» **The request**
Copy each line exactly.
☆ ☆ ☆ ☆ ☆
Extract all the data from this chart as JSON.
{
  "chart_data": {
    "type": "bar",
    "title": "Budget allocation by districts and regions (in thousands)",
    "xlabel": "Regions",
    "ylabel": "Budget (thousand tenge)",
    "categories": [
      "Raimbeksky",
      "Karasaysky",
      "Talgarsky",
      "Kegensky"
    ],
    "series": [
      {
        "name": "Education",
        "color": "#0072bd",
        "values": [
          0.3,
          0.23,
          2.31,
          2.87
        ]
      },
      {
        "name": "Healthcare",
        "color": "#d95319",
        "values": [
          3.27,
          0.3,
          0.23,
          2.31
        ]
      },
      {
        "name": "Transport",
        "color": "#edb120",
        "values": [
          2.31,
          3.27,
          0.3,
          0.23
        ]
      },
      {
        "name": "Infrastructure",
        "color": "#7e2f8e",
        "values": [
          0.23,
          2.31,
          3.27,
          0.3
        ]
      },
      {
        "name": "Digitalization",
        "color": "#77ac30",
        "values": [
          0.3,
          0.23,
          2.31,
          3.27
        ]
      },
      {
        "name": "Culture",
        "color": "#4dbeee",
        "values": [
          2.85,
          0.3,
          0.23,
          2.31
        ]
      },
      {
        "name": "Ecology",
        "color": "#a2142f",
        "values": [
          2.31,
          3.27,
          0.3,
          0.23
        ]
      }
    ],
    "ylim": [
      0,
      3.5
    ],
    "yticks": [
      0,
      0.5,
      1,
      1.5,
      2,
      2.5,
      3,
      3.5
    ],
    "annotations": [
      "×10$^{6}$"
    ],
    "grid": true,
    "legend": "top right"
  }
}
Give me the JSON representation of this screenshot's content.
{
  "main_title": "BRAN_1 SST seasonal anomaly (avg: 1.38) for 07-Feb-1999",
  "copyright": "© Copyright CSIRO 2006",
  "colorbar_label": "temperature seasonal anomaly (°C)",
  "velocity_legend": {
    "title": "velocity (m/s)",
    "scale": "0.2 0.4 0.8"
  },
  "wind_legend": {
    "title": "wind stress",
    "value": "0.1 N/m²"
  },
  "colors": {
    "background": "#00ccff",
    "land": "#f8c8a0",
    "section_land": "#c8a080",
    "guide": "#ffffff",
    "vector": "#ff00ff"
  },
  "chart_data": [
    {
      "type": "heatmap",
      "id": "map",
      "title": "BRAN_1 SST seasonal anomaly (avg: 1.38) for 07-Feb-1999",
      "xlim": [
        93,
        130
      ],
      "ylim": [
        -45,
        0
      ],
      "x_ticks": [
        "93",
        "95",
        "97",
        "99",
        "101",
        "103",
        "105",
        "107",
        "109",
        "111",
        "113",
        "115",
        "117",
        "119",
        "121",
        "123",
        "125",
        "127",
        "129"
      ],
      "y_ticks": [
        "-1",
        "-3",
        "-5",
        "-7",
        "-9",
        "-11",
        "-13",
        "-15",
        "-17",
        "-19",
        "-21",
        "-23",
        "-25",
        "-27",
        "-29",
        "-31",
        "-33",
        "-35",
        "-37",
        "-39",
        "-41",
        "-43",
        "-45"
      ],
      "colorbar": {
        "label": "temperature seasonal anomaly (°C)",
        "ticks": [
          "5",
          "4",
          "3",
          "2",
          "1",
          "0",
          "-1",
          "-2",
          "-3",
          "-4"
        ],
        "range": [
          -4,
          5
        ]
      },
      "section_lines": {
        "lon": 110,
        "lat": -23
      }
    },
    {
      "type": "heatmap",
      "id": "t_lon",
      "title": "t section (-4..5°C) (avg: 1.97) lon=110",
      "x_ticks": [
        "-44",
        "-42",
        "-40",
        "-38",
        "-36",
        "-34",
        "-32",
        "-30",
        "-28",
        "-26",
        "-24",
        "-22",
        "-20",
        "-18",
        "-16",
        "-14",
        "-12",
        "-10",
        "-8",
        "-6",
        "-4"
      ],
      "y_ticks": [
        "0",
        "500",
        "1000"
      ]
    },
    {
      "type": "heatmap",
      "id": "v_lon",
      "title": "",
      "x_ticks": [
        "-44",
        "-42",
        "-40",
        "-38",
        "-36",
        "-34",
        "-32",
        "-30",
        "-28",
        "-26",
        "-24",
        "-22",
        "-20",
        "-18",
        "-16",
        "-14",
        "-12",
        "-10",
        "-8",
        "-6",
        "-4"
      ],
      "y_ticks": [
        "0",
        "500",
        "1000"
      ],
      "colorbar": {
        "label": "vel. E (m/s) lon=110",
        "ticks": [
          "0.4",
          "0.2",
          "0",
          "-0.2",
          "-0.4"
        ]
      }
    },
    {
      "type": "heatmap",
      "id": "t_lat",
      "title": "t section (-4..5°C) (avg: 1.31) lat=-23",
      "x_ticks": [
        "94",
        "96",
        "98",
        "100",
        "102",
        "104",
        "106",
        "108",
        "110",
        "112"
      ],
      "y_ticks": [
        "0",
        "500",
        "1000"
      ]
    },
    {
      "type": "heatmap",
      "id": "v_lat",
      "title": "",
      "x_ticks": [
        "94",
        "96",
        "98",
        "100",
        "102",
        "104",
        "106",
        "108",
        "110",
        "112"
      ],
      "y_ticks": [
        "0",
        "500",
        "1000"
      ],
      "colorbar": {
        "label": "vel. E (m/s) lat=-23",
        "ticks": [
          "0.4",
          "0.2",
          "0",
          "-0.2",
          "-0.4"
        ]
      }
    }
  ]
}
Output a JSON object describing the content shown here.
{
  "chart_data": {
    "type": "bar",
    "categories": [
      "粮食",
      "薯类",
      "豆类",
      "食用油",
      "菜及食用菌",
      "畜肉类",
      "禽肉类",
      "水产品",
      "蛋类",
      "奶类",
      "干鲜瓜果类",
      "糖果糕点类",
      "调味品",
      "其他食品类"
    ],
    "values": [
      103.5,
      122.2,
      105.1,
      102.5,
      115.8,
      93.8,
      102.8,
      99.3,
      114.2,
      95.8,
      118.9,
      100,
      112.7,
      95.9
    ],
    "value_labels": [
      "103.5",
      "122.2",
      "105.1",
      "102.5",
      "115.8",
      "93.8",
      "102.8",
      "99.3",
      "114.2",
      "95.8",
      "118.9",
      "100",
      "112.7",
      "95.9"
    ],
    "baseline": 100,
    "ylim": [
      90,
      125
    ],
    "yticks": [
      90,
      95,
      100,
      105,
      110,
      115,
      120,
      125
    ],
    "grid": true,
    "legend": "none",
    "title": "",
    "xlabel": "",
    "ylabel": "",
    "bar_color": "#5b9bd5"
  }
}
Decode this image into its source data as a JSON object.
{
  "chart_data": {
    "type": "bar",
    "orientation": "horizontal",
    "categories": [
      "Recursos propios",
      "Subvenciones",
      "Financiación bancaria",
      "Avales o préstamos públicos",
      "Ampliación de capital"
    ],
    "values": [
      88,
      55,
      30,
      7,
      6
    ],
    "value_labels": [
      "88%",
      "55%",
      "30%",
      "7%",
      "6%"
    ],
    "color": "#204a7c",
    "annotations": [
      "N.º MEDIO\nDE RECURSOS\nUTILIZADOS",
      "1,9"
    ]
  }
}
☆ ☆ ☆ ☆ ☆
» **Written solution**
Extract all the data from this chart as JSON.
{
  "chart_data": {
    "type": "bar",
    "title": "Budget allocation by districts and regions (in thousands)",
    "xlabel": "Regions",
    "ylabel": "Budget (thousand tenge)",
    "categories": [
      "Raimbeksky",
      "Karasaysky",
      "Talgarsky",
      "Kegensky"
    ],
    "series": [
      {
        "name": "Education",
        "color": "#0072bd",
        "values": [
          0.3,
          0.23,
          2.31,
          2.87
        ]
      },
      {
        "name": "Healthcare",
        "color": "#d95319",
        "values": [
          3.27,
          0.3,
          0.23,
          2.31
        ]
      },
      {
        "name": "Transport",
        "color": "#edb120",
        "values": [
          2.31,
          3.27,
          0.3,
          0.23
        ]
      },
      {
        "name": "Infrastructure",
        "color": "#7e2f8e",
        "values": [
          0.23,
          2.31,
          3.27,
          0.3
        ]
      },
      {
        "name": "Digitalization",
        "color": "#77ac30",
        "values": [
          0.3,
          0.23,
          2.31,
          3.27
        ]
      },
      {
        "name": "Culture",
        "color": "#4dbeee",
        "values": [
          2.85,
          0.3,
          0.23,
          2.31
        ]
      },
      {
        "name": "Ecology",
        "color": "#a2142f",
        "values": [
          2.31,
          3.27,
          0.3,
          0.23
        ]
      }
    ],
    "ylim": [
      0,
      3.5
    ],
    "yticks": [
      0,
      0.5,
      1,
      1.5,
      2,
      2.5,
      3,
      3.5
    ],
    "annotations": [
      "×10$^{6}$"
    ],
    "grid": true,
    "legend": "top right"
  }
}
Give me the JSON representation of this screenshot's content.
{
  "main_title": "BRAN_1 SST seasonal anomaly (avg: 1.38) for 07-Feb-1999",
  "copyright": "© Copyright CSIRO 2006",
  "colorbar_label": "temperature seasonal anomaly (°C)",
  "velocity_legend": {
    "title": "velocity (m/s)",
    "scale": "0.2 0.4 0.8"
  },
  "wind_legend": {
    "title": "wind stress",
    "value": "0.1 N/m²"
  },
  "colors": {
    "background": "#00ccff",
    "land": "#f8c8a0",
    "section_land": "#c8a080",
    "guide": "#ffffff",
    "vector": "#ff00ff"
  },
  "chart_data": [
    {
      "type": "heatmap",
      "id": "map",
      "title": "BRAN_1 SST seasonal anomaly (avg: 1.38) for 07-Feb-1999",
      "xlim": [
        93,
        130
      ],
      "ylim": [
        -45,
        0
      ],
      "x_ticks": [
        "93",
        "95",
        "97",
        "99",
        "101",
        "103",
        "105",
        "107",
        "109",
        "111",
        "113",
        "115",
        "117",
        "119",
        "121",
        "123",
        "125",
        "127",
        "129"
      ],
      "y_ticks": [
        "-1",
        "-3",
        "-5",
        "-7",
        "-9",
        "-11",
        "-13",
        "-15",
        "-17",
        "-19",
        "-21",
        "-23",
        "-25",
        "-27",
        "-29",
        "-31",
        "-33",
        "-35",
        "-37",
        "-39",
        "-41",
        "-43",
        "-45"
      ],
      "colorbar": {
        "label": "temperature seasonal anomaly (°C)",
        "ticks": [
          "5",
          "4",
          "3",
          "2",
          "1",
          "0",
          "-1",
          "-2",
          "-3",
          "-4"
        ],
        "range": [
          -4,
          5
        ]
      },
      "section_lines": {
        "lon": 110,
        "lat": -23
      }
    },
    {
      "type": "heatmap",
      "id": "t_lon",
      "title": "t section (-4..5°C) (avg: 1.97) lon=110",
      "x_ticks": [
        "-44",
        "-42",
        "-40",
        "-38",
        "-36",
        "-34",
        "-32",
        "-30",
        "-28",
        "-26",
        "-24",
        "-22",
        "-20",
        "-18",
        "-16",
        "-14",
        "-12",
        "-10",
        "-8",
        "-6",
        "-4"
      ],
      "y_ticks": [
        "0",
        "500",
        "1000"
      ]
    },
    {
      "type": "heatmap",
      "id": "v_lon",
      "title": "",
      "x_ticks": [
        "-44",
        "-42",
        "-40",
        "-38",
        "-36",
        "-34",
        "-32",
        "-30",
        "-28",
        "-26",
        "-24",
        "-22",
        "-20",
        "-18",
        "-16",
        "-14",
        "-12",
        "-10",
        "-8",
        "-6",
        "-4"
      ],
      "y_ticks": [
        "0",
        "500",
        "1000"
      ],
      "colorbar": {
        "label": "vel. E (m/s) lon=110",
        "ticks": [
          "0.4",
          "0.2",
          "0",
          "-0.2",
          "-0.4"
        ]
      }
    },
    {
      "type": "heatmap",
      "id": "t_lat",
      "title": "t section (-4..5°C) (avg: 1.31) lat=-23",
      "x_ticks": [
        "94",
        "96",
        "98",
        "100",
        "102",
        "104",
        "106",
        "108",
        "110",
        "112"
      ],
      "y_ticks": [
        "0",
        "500",
        "1000"
      ]
    },
    {
      "type": "heatmap",
      "id": "v_lat",
      "title": "",
      "x_ticks": [
        "94",
        "96",
        "98",
        "100",
        "102",
        "104",
        "106",
        "108",
        "110",
        "112"
      ],
      "y_ticks": [
        "0",
        "500",
        "1000"
      ],
      "colorbar": {
        "label": "vel. E (m/s) lat=-23",
        "ticks": [
          "0.4",
          "0.2",
          "0",
          "-0.2",
          "-0.4"
        ]
      }
    }
  ]
}
Output a JSON object describing the content shown here.
{
  "chart_data": {
    "type": "bar",
    "categories": [
      "粮食",
      "薯类",
      "豆类",
      "食用油",
      "菜及食用菌",
      "畜肉类",
      "禽肉类",
      "水产品",
      "蛋类",
      "奶类",
      "干鲜瓜果类",
      "糖果糕点类",
      "调味品",
      "其他食品类"
    ],
    "values": [
      103.5,
      122.2,
      105.1,
      102.5,
      115.8,
      93.8,
      102.8,
      99.3,
      114.2,
      95.8,
      118.9,
      100,
      112.7,
      95.9
    ],
    "value_labels": [
      "103.5",
      "122.2",
      "105.1",
      "102.5",
      "115.8",
      "93.8",
      "102.8",
      "99.3",
      "114.2",
      "95.8",
      "118.9",
      "100",
      "112.7",
      "95.9"
    ],
    "baseline": 100,
    "ylim": [
      90,
      125
    ],
    "yticks": [
      90,
      95,
      100,
      105,
      110,
      115,
      120,
      125
    ],
    "grid": true,
    "legend": "none",
    "title": "",
    "xlabel": "",
    "ylabel": "",
    "bar_color": "#5b9bd5"
  }
}
Decode this image into its source data as a JSON object.
{
  "chart_data": {
    "type": "bar",
    "orientation": "horizontal",
    "categories": [
      "Recursos propios",
      "Subvenciones",
      "Financiación bancaria",
      "Avales o préstamos públicos",
      "Ampliación de capital"
    ],
    "values": [
      88,
      55,
      30,
      7,
      6
    ],
    "value_labels": [
      "88%",
      "55%",
      "30%",
      "7%",
      "6%"
    ],
    "color": "#204a7c",
    "annotations": [
      "N.º MEDIO\nDE RECURSOS\nUTILIZADOS",
      "1,9"
    ]
  }
}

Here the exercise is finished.